Exercise task: Select from the records below every line that has the word "Request" in it.

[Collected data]
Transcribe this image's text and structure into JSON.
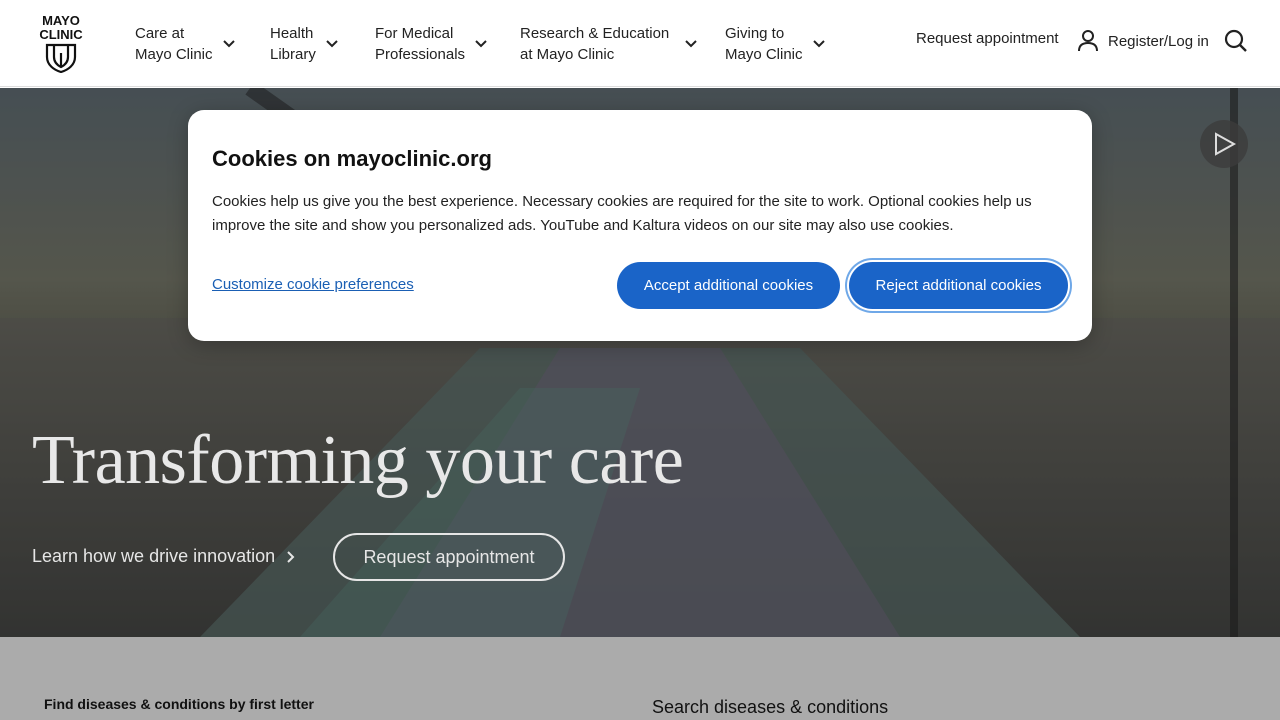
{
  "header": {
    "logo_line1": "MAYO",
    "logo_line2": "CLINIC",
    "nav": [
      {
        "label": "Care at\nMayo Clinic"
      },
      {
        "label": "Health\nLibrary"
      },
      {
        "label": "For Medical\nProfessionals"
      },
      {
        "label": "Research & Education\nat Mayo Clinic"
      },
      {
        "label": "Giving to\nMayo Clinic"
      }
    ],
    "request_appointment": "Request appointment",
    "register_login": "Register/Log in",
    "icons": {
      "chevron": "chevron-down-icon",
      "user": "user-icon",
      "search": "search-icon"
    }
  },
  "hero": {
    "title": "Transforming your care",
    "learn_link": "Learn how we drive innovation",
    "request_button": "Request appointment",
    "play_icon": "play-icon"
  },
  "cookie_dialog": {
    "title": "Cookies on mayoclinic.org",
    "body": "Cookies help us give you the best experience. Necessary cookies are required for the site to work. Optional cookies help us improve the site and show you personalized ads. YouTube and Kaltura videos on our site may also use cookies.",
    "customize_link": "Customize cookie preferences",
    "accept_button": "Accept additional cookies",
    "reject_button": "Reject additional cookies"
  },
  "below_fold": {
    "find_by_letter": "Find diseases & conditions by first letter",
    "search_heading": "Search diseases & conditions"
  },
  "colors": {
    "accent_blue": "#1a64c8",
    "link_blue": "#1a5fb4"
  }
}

Solution to the problem:
    "request_appointment": "Request appointment",
    "request_button": "Request appointment",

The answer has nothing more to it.